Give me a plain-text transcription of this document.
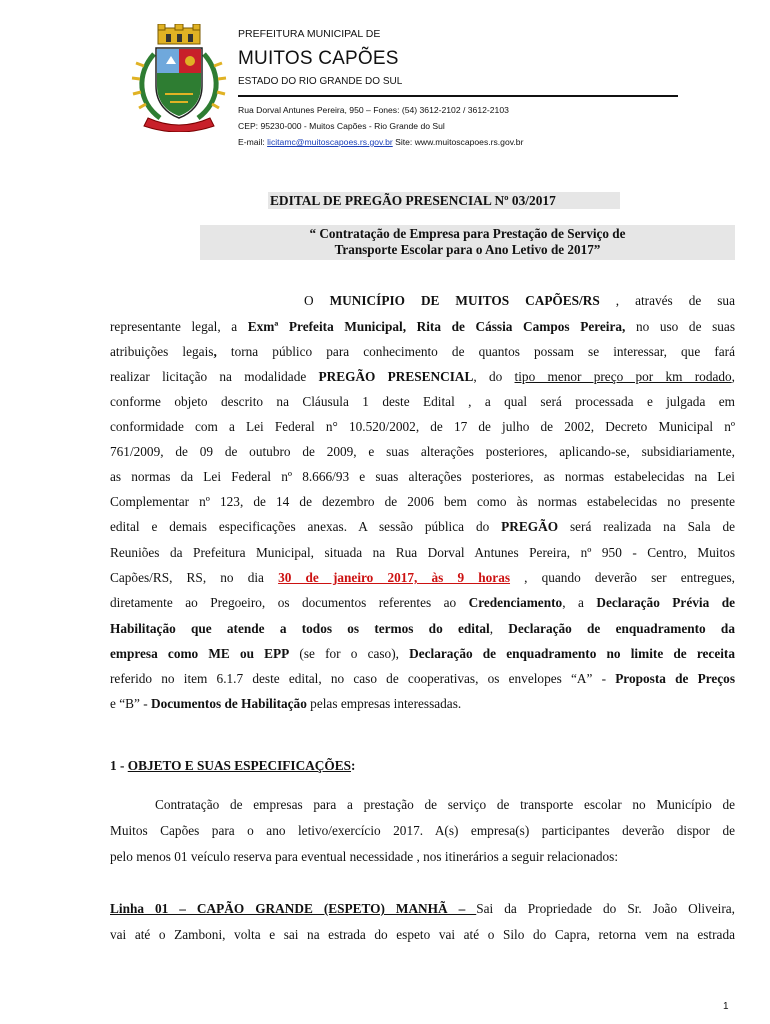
PREFEITURA MUNICIPAL DE
MUITOS CAPÕES
ESTADO DO RIO GRANDE DO SUL
Rua Dorval Antunes Pereira, 950 – Fones: (54) 3612-2102 / 3612-2103
CEP: 95230-000 - Muitos Capões - Rio Grande do Sul
E-mail: licitamc@muitoscapoes.rs.gov.br Site: www.muitoscapoes.rs.gov.br
EDITAL DE PREGÃO PRESENCIAL Nº 03/2017
“ Contratação de Empresa para Prestação de Serviço de
Transporte Escolar para o Ano Letivo de 2017”
O MUNICÍPIO DE MUITOS CAPÕES/RS , através de sua
representante legal, a Exmª Prefeita Municipal, Rita de Cássia Campos Pereira, no uso de suas
atribuições legais, torna público para conhecimento de quantos possam se interessar, que fará
realizar licitação na modalidade PREGÃO PRESENCIAL, do tipo menor preço por km rodado,
conforme objeto descrito na Cláusula 1 deste Edital , a qual será processada e julgada em
conformidade com a Lei Federal n° 10.520/2002, de 17 de julho de 2002, Decreto Municipal nº
761/2009, de 09 de outubro de 2009, e suas alterações posteriores, aplicando-se, subsidiariamente,
as normas da Lei Federal nº 8.666/93 e suas alterações posteriores, as normas estabelecidas na Lei
Complementar nº 123, de 14 de dezembro de 2006 bem como às normas estabelecidas no presente
edital e demais especificações anexas. A sessão pública do PREGÃO será realizada na Sala de
Reuniões da Prefeitura Municipal, situada na Rua Dorval Antunes Pereira, nº 950 - Centro, Muitos
Capões/RS, RS, no dia 30 de janeiro 2017, às 9 horas , quando deverão ser entregues,
diretamente ao Pregoeiro, os documentos referentes ao Credenciamento, a Declaração Prévia de
Habilitação que atende a todos os termos do edital, Declaração de enquadramento da
empresa como ME ou EPP (se for o caso), Declaração de enquadramento no limite de receita
referido no item 6.1.7 deste edital, no caso de cooperativas, os envelopes “A” - Proposta de Preços
e “B” - Documentos de Habilitação pelas empresas interessadas.
1 - OBJETO E SUAS ESPECIFICAÇÕES:
Contratação de empresas para a prestação de serviço de transporte escolar no Município de
Muitos Capões para o ano letivo/exercício 2017. A(s) empresa(s) participantes deverão dispor de
pelo menos 01 veículo reserva para eventual necessidade , nos itinerários a seguir relacionados:
Linha 01 – CAPÃO GRANDE (ESPETO) MANHÃ – Sai da Propriedade do Sr. João Oliveira,
vai até o Zamboni, volta e sai na estrada do espeto vai até o Silo do Capra, retorna vem na estrada
1
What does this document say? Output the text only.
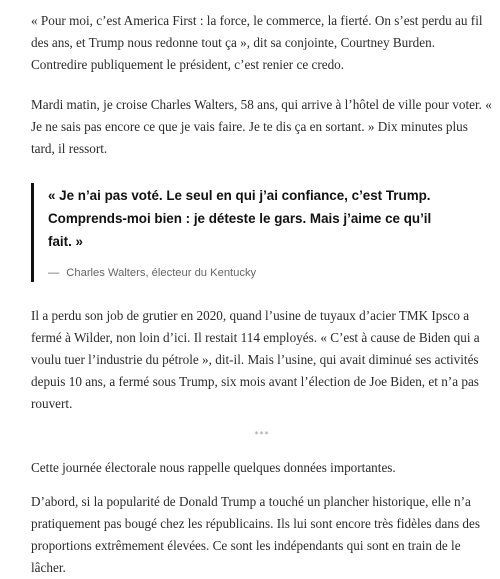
« Pour moi, c’est America First : la force, le commerce, la fierté. On s’est perdu au fil des ans, et Trump nous redonne tout ça », dit sa conjointe, Courtney Burden. Contredire publiquement le président, c’est renier ce credo.

Mardi matin, je croise Charles Walters, 58 ans, qui arrive à l’hôtel de ville pour voter. « Je ne sais pas encore ce que je vais faire. Je te dis ça en sortant. » Dix minutes plus tard, il ressort.

« Je n’ai pas voté. Le seul en qui j’ai confiance, c’est Trump. Comprends-moi bien : je déteste le gars. Mais j’aime ce qu’il fait. »

— Charles Walters, électeur du Kentucky

Il a perdu son job de grutier en 2020, quand l’usine de tuyaux d’acier TMK Ipsco a fermé à Wilder, non loin d’ici. Il restait 114 employés. « C’est à cause de Biden qui a voulu tuer l’industrie du pétrole », dit-il. Mais l’usine, qui avait diminué ses activités depuis 10 ans, a fermé sous Trump, six mois avant l’élection de Joe Biden, et n’a pas rouvert.

***

Cette journée électorale nous rappelle quelques données importantes.

D’abord, si la popularité de Donald Trump a touché un plancher historique, elle n’a pratiquement pas bougé chez les républicains. Ils lui sont encore très fidèles dans des proportions extrêmement élevées. Ce sont les indépendants qui sont en train de le lâcher.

* Stated task
Working from the material above, transcribe it exactly while omitting pictures.

* Output of the exercise
Give me a plain-text transcription of this document.
PREFEITURA MUNICIPAL DE
MUITOS CAPÕES
ESTADO DO RIO GRANDE DO SUL
Rua Dorval Antunes Pereira, 950 – Fones: (54) 3612-2102 / 3612-2103
CEP: 95230-000 - Muitos Capões - Rio Grande do Sul
E-mail: licitamc@muitoscapoes.rs.gov.br Site: www.muitoscapoes.rs.gov.br
EDITAL DE PREGÃO PRESENCIAL Nº 03/2017
“ Contratação de Empresa para Prestação de Serviço de
Transporte Escolar para o Ano Letivo de 2017”
O MUNICÍPIO DE MUITOS CAPÕES/RS , através de sua
representante legal, a Exmª Prefeita Municipal, Rita de Cássia Campos Pereira, no uso de suas
atribuições legais, torna público para conhecimento de quantos possam se interessar, que fará
realizar licitação na modalidade PREGÃO PRESENCIAL, do tipo menor preço por km rodado,
conforme objeto descrito na Cláusula 1 deste Edital , a qual será processada e julgada em
conformidade com a Lei Federal n° 10.520/2002, de 17 de julho de 2002, Decreto Municipal nº
761/2009, de 09 de outubro de 2009, e suas alterações posteriores, aplicando-se, subsidiariamente,
as normas da Lei Federal nº 8.666/93 e suas alterações posteriores, as normas estabelecidas na Lei
Complementar nº 123, de 14 de dezembro de 2006 bem como às normas estabelecidas no presente
edital e demais especificações anexas. A sessão pública do PREGÃO será realizada na Sala de
Reuniões da Prefeitura Municipal, situada na Rua Dorval Antunes Pereira, nº 950 - Centro, Muitos
Capões/RS, RS, no dia 30 de janeiro 2017, às 9 horas , quando deverão ser entregues,
diretamente ao Pregoeiro, os documentos referentes ao Credenciamento, a Declaração Prévia de
Habilitação que atende a todos os termos do edital, Declaração de enquadramento da
empresa como ME ou EPP (se for o caso), Declaração de enquadramento no limite de receita
referido no item 6.1.7 deste edital, no caso de cooperativas, os envelopes “A” - Proposta de Preços
e “B” - Documentos de Habilitação pelas empresas interessadas.
1 - OBJETO E SUAS ESPECIFICAÇÕES:
Contratação de empresas para a prestação de serviço de transporte escolar no Município de
Muitos Capões para o ano letivo/exercício 2017. A(s) empresa(s) participantes deverão dispor de
pelo menos 01 veículo reserva para eventual necessidade , nos itinerários a seguir relacionados:
Linha 01 – CAPÃO GRANDE (ESPETO) MANHÃ – Sai da Propriedade do Sr. João Oliveira,
vai até o Zamboni, volta e sai na estrada do espeto vai até o Silo do Capra, retorna vem na estrada
1
What does this document say? Output the text only.
« Pour moi, c’est America First : la force, le commerce, la fierté. On s’est perdu au fil des ans, et Trump nous redonne tout ça », dit sa conjointe, Courtney Burden. Contredire publiquement le président, c’est renier ce credo.

Mardi matin, je croise Charles Walters, 58 ans, qui arrive à l’hôtel de ville pour voter. « Je ne sais pas encore ce que je vais faire. Je te dis ça en sortant. » Dix minutes plus tard, il ressort.

« Je n’ai pas voté. Le seul en qui j’ai confiance, c’est Trump. Comprends-moi bien : je déteste le gars. Mais j’aime ce qu’il fait. »

— Charles Walters, électeur du Kentucky

Il a perdu son job de grutier en 2020, quand l’usine de tuyaux d’acier TMK Ipsco a fermé à Wilder, non loin d’ici. Il restait 114 employés. « C’est à cause de Biden qui a voulu tuer l’industrie du pétrole », dit-il. Mais l’usine, qui avait diminué ses activités depuis 10 ans, a fermé sous Trump, six mois avant l’élection de Joe Biden, et n’a pas rouvert.

***

Cette journée électorale nous rappelle quelques données importantes.

D’abord, si la popularité de Donald Trump a touché un plancher historique, elle n’a pratiquement pas bougé chez les républicains. Ils lui sont encore très fidèles dans des proportions extrêmement élevées. Ce sont les indépendants qui sont en train de le lâcher.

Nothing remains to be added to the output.